__WHAT IS ASKED__: Replace "Performance" with "Results" in the rows that begin at the line containing "venn-label-corporate-finance: Corporate Financial" and end after the line containing "footer-accent-bar (0, 916, 1677, 940)". Return only those rows and leave everything else unchanged.

══════

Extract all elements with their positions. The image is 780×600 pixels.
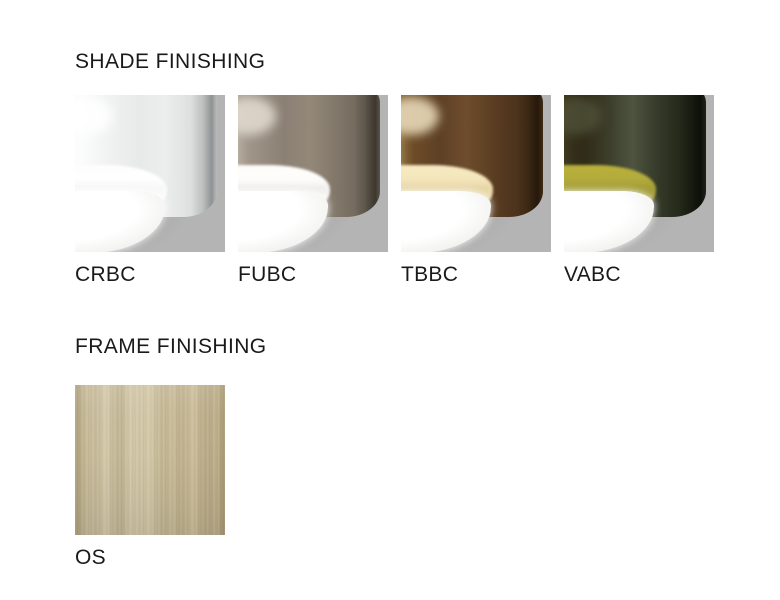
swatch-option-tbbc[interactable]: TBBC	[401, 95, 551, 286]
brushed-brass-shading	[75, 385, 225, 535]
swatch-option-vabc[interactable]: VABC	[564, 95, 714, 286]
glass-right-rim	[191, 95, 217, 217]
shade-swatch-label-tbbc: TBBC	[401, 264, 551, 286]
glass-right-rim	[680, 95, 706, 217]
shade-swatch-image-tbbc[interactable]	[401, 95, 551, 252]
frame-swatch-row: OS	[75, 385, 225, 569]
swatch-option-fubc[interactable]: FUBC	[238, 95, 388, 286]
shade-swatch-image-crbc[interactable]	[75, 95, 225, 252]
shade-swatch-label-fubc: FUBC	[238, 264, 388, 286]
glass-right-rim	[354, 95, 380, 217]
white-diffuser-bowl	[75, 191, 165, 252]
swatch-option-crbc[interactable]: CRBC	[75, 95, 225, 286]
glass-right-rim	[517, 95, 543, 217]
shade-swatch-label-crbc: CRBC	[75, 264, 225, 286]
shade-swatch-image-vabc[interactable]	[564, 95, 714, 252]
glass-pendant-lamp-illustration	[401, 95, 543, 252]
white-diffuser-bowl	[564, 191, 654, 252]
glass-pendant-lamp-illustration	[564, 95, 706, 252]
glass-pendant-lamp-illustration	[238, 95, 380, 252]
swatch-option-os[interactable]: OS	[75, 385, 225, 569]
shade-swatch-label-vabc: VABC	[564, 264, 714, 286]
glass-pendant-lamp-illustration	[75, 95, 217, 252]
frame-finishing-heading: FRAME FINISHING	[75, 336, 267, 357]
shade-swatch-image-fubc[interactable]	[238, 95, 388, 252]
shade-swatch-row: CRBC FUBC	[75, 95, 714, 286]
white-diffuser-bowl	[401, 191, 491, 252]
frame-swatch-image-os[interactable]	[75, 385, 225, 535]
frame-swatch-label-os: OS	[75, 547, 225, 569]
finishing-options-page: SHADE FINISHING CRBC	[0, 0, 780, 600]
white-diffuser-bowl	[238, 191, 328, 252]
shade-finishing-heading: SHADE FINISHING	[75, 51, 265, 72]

══════

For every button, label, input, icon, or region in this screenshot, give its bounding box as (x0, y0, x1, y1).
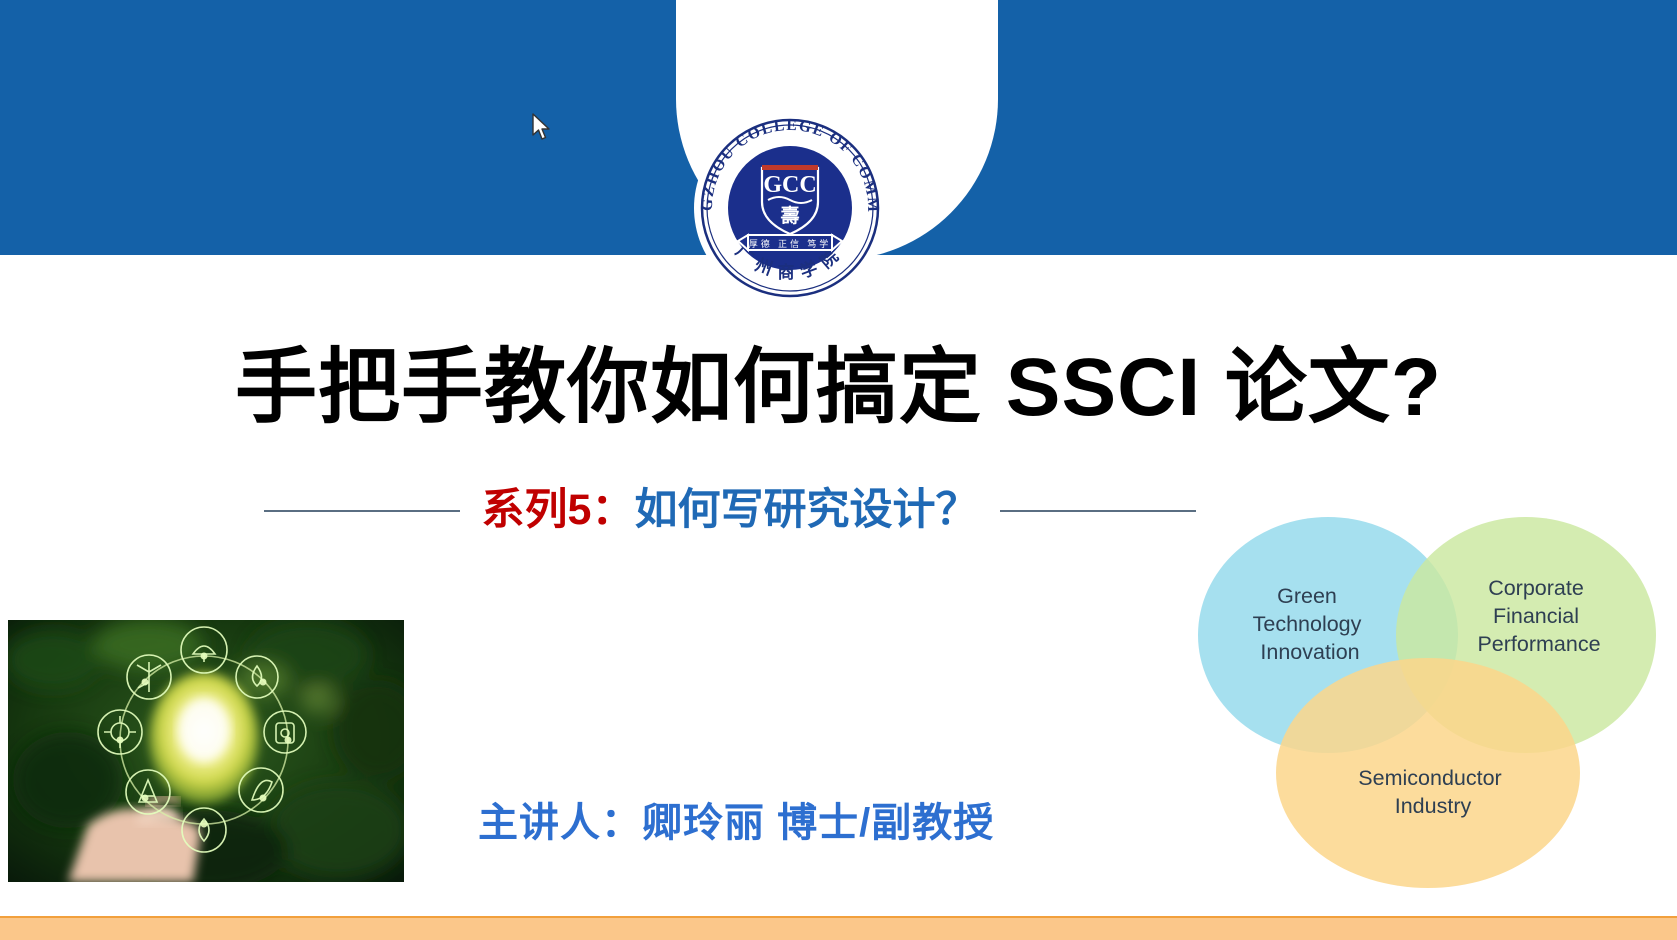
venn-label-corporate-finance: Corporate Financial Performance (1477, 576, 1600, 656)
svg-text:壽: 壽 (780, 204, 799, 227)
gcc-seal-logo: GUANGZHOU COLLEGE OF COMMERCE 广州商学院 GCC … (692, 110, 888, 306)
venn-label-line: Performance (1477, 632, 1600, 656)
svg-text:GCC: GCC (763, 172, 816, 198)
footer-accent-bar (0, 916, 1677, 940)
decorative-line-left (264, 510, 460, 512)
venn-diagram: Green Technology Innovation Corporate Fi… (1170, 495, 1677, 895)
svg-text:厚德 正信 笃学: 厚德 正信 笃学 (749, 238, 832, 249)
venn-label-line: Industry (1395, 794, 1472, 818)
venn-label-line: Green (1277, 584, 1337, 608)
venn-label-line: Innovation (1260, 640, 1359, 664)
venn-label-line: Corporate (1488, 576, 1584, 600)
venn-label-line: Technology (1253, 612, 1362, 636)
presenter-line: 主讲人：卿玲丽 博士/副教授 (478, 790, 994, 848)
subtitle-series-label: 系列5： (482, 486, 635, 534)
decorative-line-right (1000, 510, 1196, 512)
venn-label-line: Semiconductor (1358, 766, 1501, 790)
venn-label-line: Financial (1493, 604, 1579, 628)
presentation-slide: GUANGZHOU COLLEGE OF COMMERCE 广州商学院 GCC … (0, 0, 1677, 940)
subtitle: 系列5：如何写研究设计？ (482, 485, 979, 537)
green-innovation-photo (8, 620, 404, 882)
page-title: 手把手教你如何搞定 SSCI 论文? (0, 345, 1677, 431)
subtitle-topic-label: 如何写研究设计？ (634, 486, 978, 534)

══════

__OUTPUT__:
venn-label-corporate-finance: Corporate Financial Results (1477, 576, 1600, 656)
svg-text:壽: 壽 (780, 204, 799, 227)
gcc-seal-logo: GUANGZHOU COLLEGE OF COMMERCE 广州商学院 GCC … (692, 110, 888, 306)
venn-label-line: Results (1477, 632, 1600, 656)
svg-text:GCC: GCC (763, 172, 816, 198)
footer-accent-bar (0, 916, 1677, 940)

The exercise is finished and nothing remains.